╭──

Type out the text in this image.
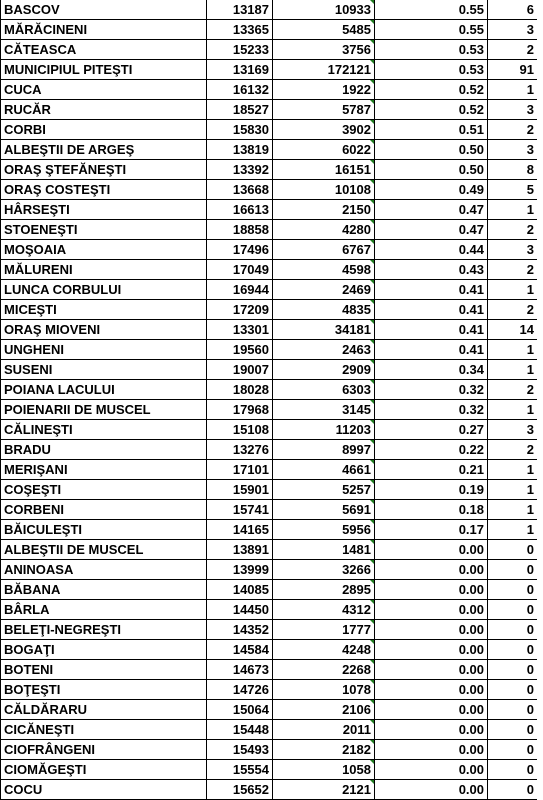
BASCOV	13187	10933	0.55	6
MĂRĂCINENI	13365	5485	0.55	3
CĂTEASCA	15233	3756	0.53	2
MUNICIPIUL PITEŞTI	13169	172121	0.53	91
CUCA	16132	1922	0.52	1
RUCĂR	18527	5787	0.52	3
CORBI	15830	3902	0.51	2
ALBEŞTII DE ARGEŞ	13819	6022	0.50	3
ORAŞ ŞTEFĂNEŞTI	13392	16151	0.50	8
ORAŞ COSTEŞTI	13668	10108	0.49	5
HÂRSEŞTI	16613	2150	0.47	1
STOENEŞTI	18858	4280	0.47	2
MOŞOAIA	17496	6767	0.44	3
MĂLURENI	17049	4598	0.43	2
LUNCA CORBULUI	16944	2469	0.41	1
MICEŞTI	17209	4835	0.41	2
ORAŞ MIOVENI	13301	34181	0.41	14
UNGHENI	19560	2463	0.41	1
SUSENI	19007	2909	0.34	1
POIANA LACULUI	18028	6303	0.32	2
POIENARII DE MUSCEL	17968	3145	0.32	1
CĂLINEŞTI	15108	11203	0.27	3
BRADU	13276	8997	0.22	2
MERIŞANI	17101	4661	0.21	1
COŞEŞTI	15901	5257	0.19	1
CORBENI	15741	5691	0.18	1
BĂICULEŞTI	14165	5956	0.17	1
ALBEŞTII DE MUSCEL	13891	1481	0.00	0
ANINOASA	13999	3266	0.00	0
BĂBANA	14085	2895	0.00	0
BÂRLA	14450	4312	0.00	0
BELEŢI-NEGREŞTI	14352	1777	0.00	0
BOGAŢI	14584	4248	0.00	0
BOTENI	14673	2268	0.00	0
BOŢEŞTI	14726	1078	0.00	0
CĂLDĂRARU	15064	2106	0.00	0
CICĂNEŞTI	15448	2011	0.00	0
CIOFRÂNGENI	15493	2182	0.00	0
CIOMĂGEŞTI	15554	1058	0.00	0
COCU	15652	2121	0.00	0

╰──

## INSTRUCTIONS FOR THE TASK
Pull out all lines containing the word "ORAŞ" from the entries above.

## WRITTEN SOLUTION
ORAŞ ŞTEFĂNEŞTI	13392	16151	0.50	8
ORAŞ COSTEŞTI	13668	10108	0.49	5
ORAŞ MIOVENI	13301	34181	0.41	14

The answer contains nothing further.